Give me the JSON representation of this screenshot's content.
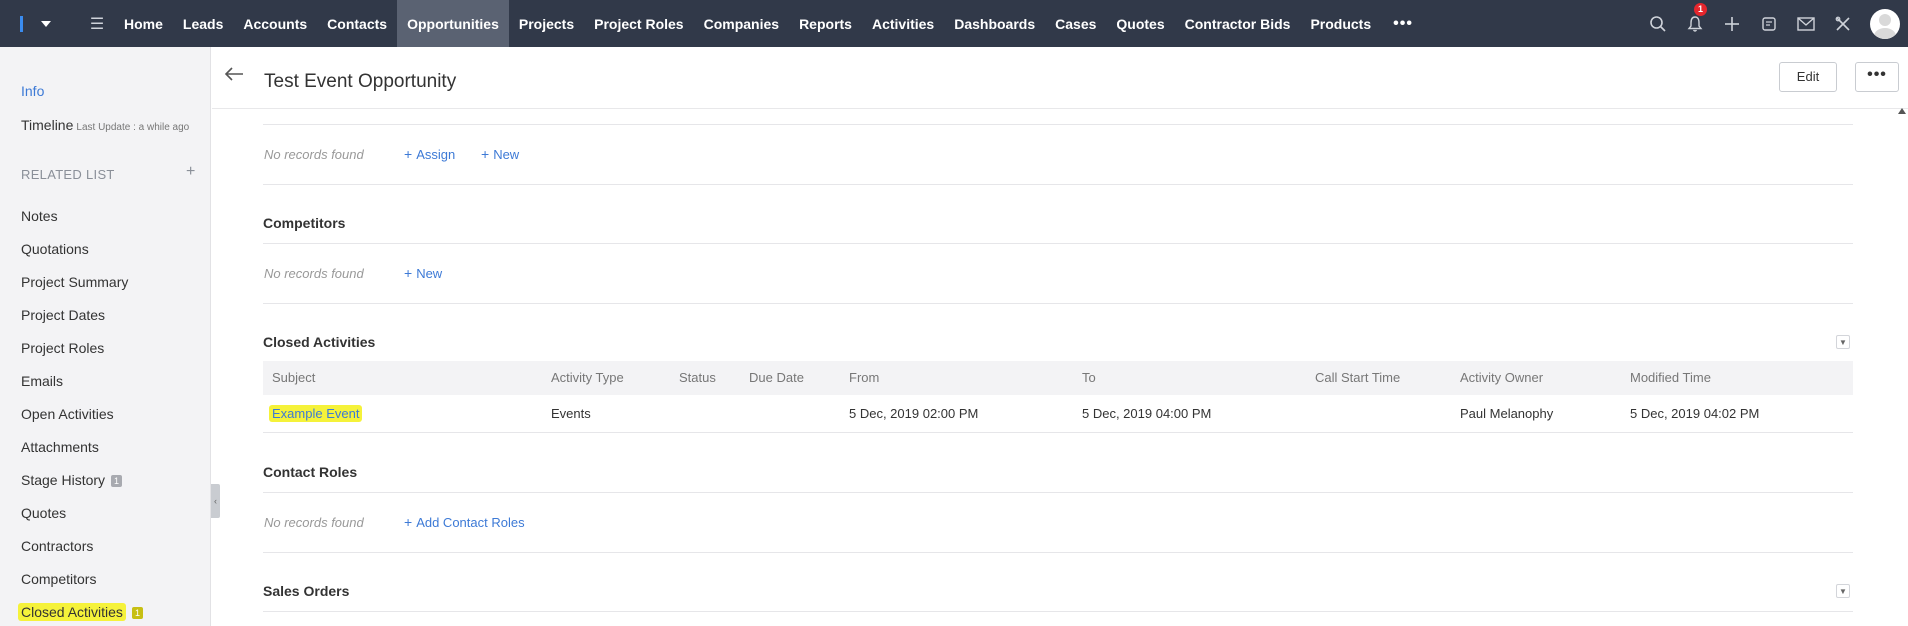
{
  "topnav": {
    "items": [
      "Home",
      "Leads",
      "Accounts",
      "Contacts",
      "Opportunities",
      "Projects",
      "Project Roles",
      "Companies",
      "Reports",
      "Activities",
      "Dashboards",
      "Cases",
      "Quotes",
      "Contractor Bids",
      "Products"
    ],
    "active": "Opportunities",
    "more_label": "•••",
    "notification_count": "1"
  },
  "sidebar": {
    "info_label": "Info",
    "timeline_label": "Timeline",
    "timeline_update": "Last Update : a while ago",
    "related_list_label": "RELATED LIST",
    "items": [
      {
        "label": "Notes",
        "count": ""
      },
      {
        "label": "Quotations",
        "count": ""
      },
      {
        "label": "Project Summary",
        "count": ""
      },
      {
        "label": "Project Dates",
        "count": ""
      },
      {
        "label": "Project Roles",
        "count": ""
      },
      {
        "label": "Emails",
        "count": ""
      },
      {
        "label": "Open Activities",
        "count": ""
      },
      {
        "label": "Attachments",
        "count": ""
      },
      {
        "label": "Stage History",
        "count": "1"
      },
      {
        "label": "Quotes",
        "count": ""
      },
      {
        "label": "Contractors",
        "count": ""
      },
      {
        "label": "Competitors",
        "count": ""
      },
      {
        "label": "Closed Activities",
        "count": "1"
      }
    ]
  },
  "header": {
    "title": "Test Event Opportunity",
    "edit_label": "Edit",
    "more_label": "•••"
  },
  "sections": {
    "top": {
      "no_records": "No records found",
      "assign_label": "Assign",
      "new_label": "New"
    },
    "competitors": {
      "title": "Competitors",
      "no_records": "No records found",
      "new_label": "New"
    },
    "closed_activities": {
      "title": "Closed Activities",
      "columns": [
        "Subject",
        "Activity Type",
        "Status",
        "Due Date",
        "From",
        "To",
        "Call Start Time",
        "Activity Owner",
        "Modified Time"
      ],
      "rows": [
        [
          "Example Event",
          "Events",
          "",
          "",
          "5 Dec, 2019 02:00 PM",
          "5 Dec, 2019 04:00 PM",
          "",
          "Paul Melanophy",
          "5 Dec, 2019 04:02 PM"
        ]
      ]
    },
    "contact_roles": {
      "title": "Contact Roles",
      "no_records": "No records found",
      "add_label": "Add Contact Roles"
    },
    "sales_orders": {
      "title": "Sales Orders"
    }
  },
  "colors": {
    "nav_bg": "#313949",
    "link": "#3d7ad6",
    "highlight": "#f5f23a"
  }
}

Requirements
Above are several records. Count the lines among them that contain "title" and give only the total.

Full answer
5